**Directive**.
Copy out every line of the records where the string "JSON" occurs.

**Provided material**.
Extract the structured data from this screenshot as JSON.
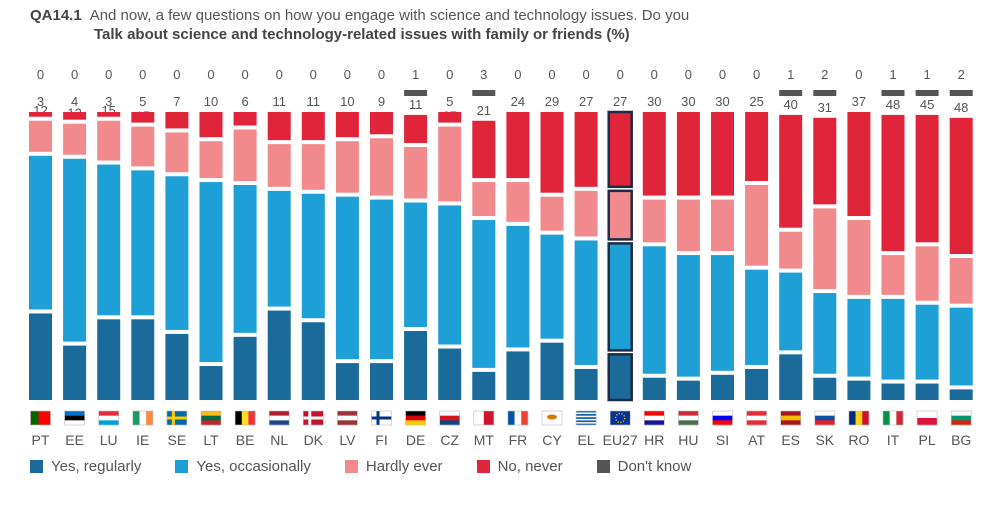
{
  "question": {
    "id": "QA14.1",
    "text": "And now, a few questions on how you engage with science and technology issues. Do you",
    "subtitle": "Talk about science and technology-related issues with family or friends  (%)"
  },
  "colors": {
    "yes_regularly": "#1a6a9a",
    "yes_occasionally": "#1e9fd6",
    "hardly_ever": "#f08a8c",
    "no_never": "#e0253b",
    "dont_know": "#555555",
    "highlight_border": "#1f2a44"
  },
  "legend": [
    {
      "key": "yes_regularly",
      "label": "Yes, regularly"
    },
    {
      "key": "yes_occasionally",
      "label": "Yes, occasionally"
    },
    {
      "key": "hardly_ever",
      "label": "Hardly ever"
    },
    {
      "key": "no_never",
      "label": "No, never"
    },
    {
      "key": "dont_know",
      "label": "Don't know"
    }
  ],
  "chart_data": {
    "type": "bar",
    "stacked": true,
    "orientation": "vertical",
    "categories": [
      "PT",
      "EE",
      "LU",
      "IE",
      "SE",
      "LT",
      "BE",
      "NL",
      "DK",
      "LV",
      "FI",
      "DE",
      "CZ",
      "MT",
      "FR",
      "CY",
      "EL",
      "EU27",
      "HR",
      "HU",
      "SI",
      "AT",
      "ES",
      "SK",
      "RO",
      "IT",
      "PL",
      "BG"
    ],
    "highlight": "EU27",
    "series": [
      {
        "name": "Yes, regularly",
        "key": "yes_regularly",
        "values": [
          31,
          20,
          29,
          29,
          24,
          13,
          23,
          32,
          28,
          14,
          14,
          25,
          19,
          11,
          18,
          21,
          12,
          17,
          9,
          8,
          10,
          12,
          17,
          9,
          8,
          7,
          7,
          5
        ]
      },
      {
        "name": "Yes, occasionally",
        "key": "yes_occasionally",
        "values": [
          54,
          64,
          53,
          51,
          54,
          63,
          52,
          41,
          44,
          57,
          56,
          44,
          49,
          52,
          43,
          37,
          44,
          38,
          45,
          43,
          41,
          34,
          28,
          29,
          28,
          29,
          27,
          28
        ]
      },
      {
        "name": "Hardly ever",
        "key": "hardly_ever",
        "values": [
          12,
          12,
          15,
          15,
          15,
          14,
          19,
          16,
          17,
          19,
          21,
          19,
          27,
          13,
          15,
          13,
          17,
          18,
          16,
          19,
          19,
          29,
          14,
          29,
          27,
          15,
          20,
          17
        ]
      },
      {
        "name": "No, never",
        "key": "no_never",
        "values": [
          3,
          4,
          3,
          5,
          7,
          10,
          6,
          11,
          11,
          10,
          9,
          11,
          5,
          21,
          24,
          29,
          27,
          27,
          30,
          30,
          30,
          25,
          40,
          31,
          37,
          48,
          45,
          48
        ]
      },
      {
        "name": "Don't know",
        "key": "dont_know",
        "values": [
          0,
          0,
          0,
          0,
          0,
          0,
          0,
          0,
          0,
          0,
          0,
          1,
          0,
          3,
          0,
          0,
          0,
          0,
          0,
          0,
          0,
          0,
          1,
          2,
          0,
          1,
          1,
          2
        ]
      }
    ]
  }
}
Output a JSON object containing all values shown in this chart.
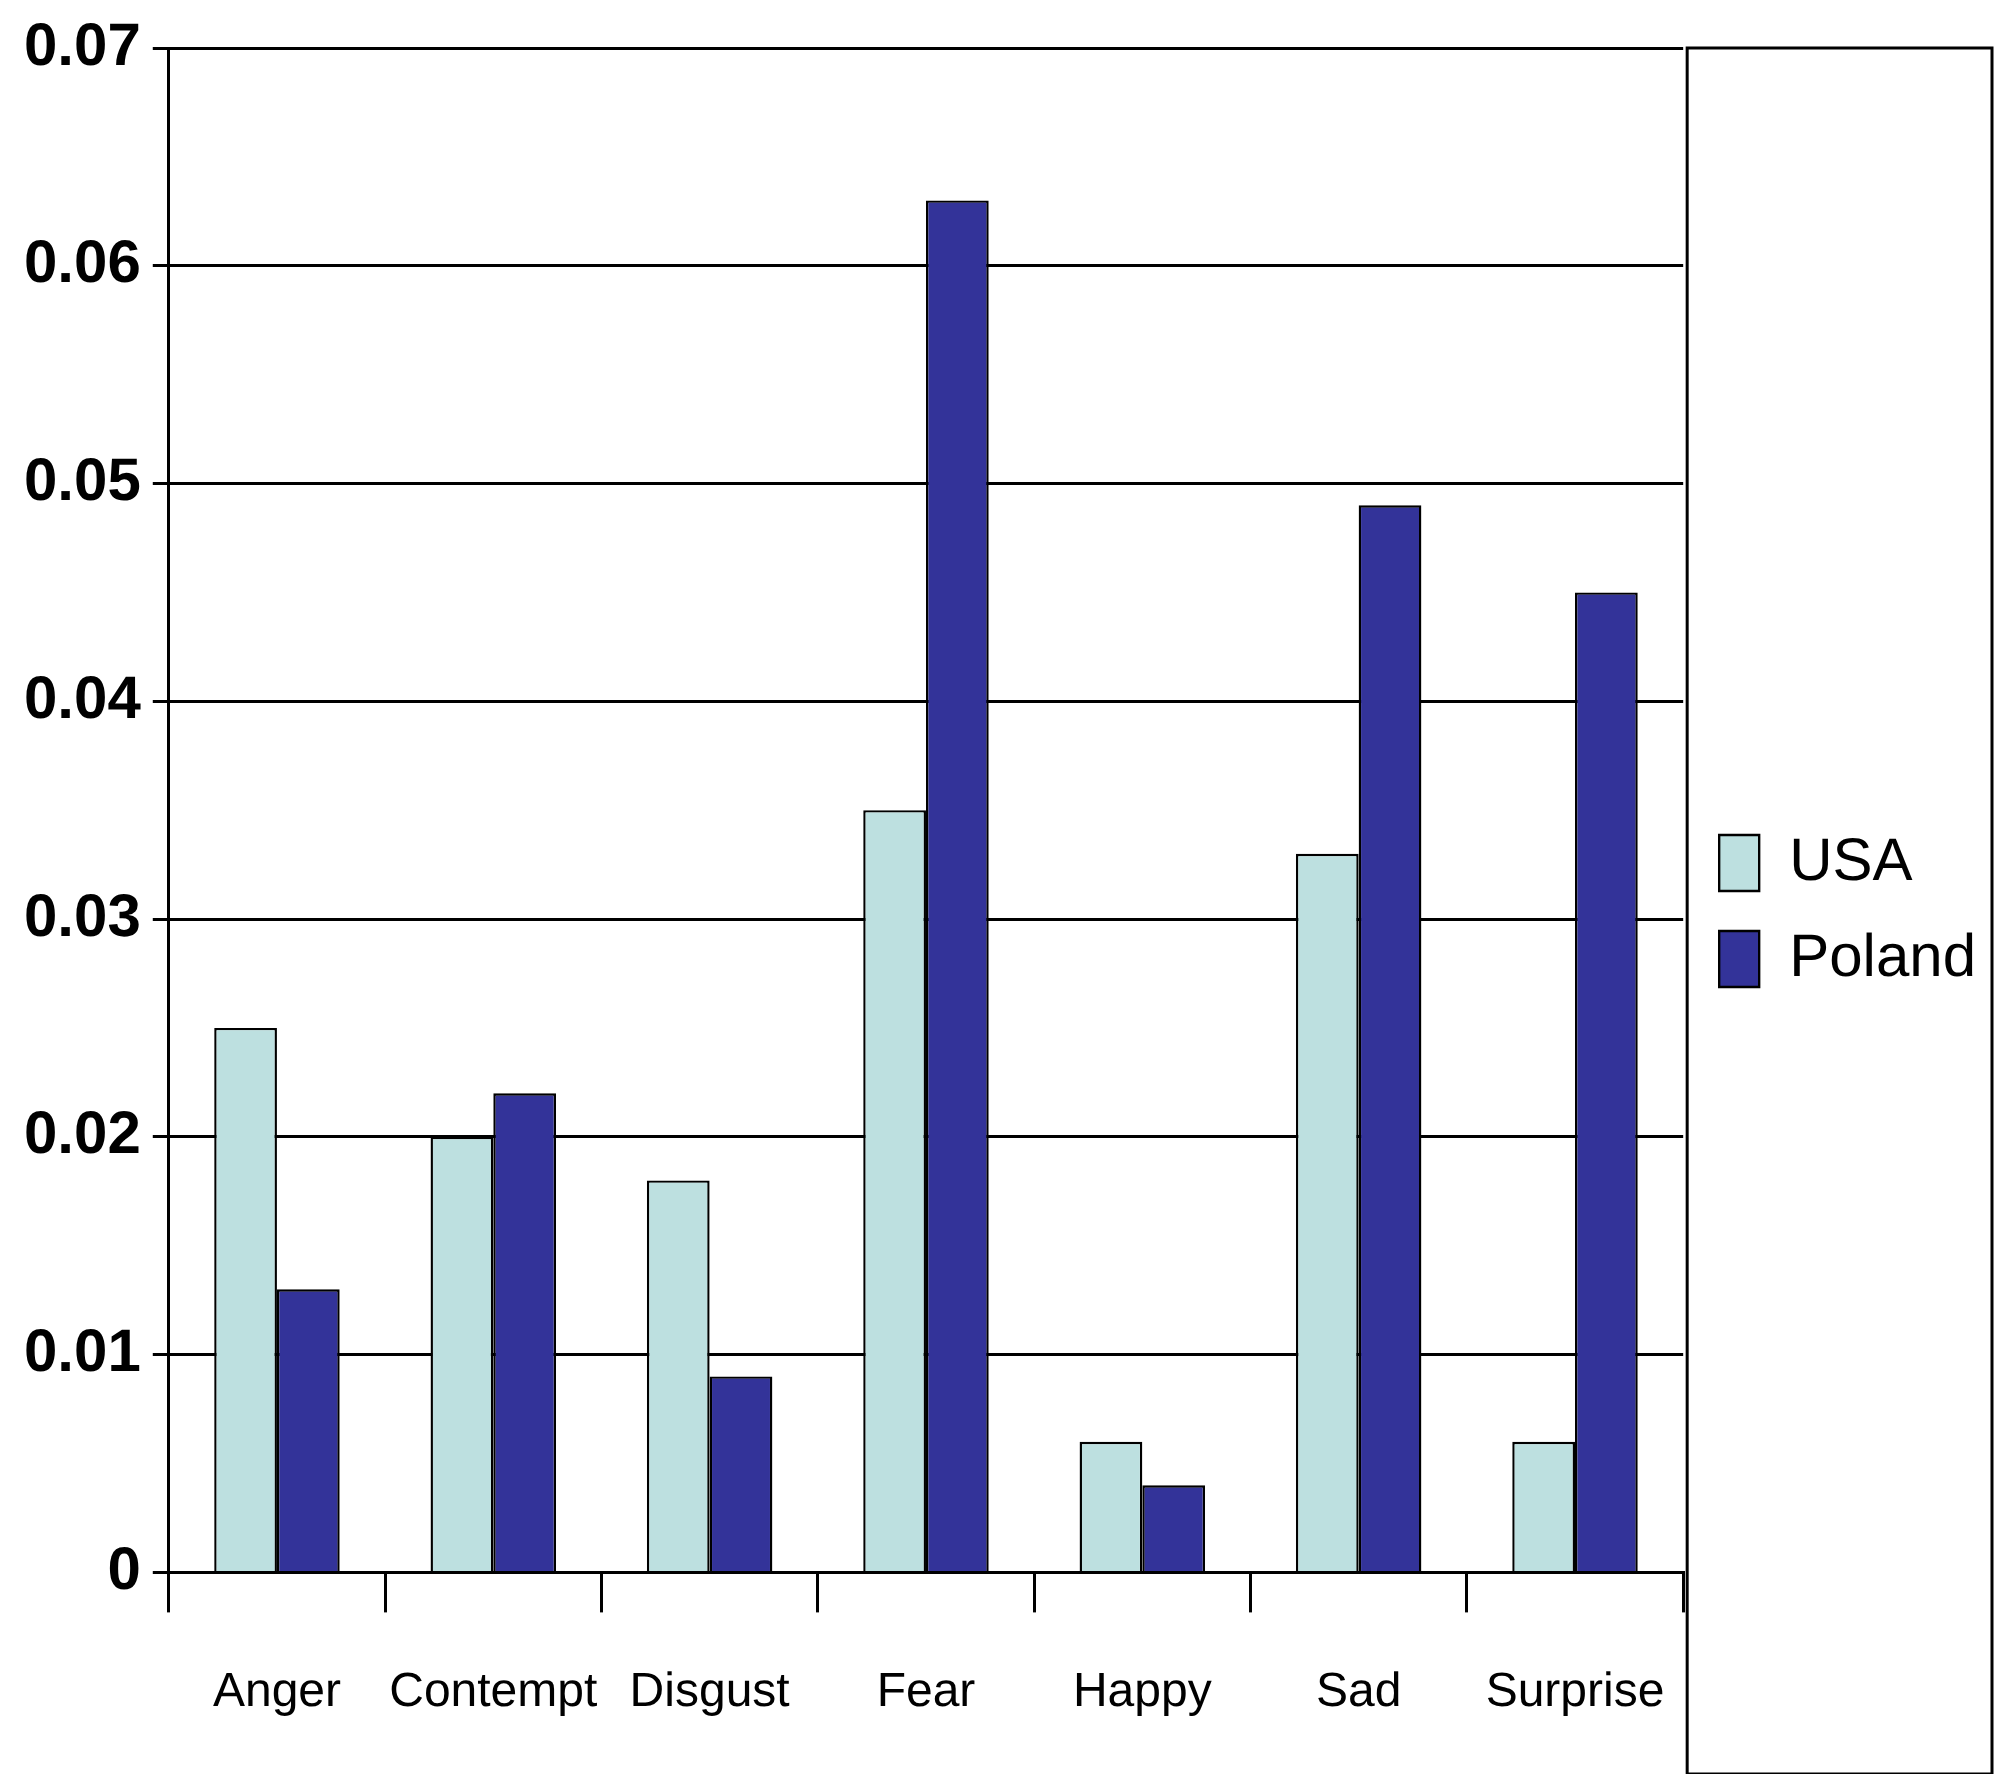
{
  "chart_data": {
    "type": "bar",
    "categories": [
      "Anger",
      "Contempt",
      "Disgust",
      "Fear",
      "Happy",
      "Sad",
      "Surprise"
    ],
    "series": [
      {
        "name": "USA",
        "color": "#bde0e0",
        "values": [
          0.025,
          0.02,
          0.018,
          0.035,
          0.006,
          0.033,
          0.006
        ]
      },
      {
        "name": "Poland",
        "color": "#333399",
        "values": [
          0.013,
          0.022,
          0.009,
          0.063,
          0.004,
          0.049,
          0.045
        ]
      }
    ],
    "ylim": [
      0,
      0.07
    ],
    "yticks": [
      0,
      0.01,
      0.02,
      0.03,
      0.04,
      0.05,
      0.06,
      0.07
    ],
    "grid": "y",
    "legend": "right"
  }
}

**Task solution**.
Extract the structured data from this screenshot as JSON.
Output a JSON object containing all values shown in this chart.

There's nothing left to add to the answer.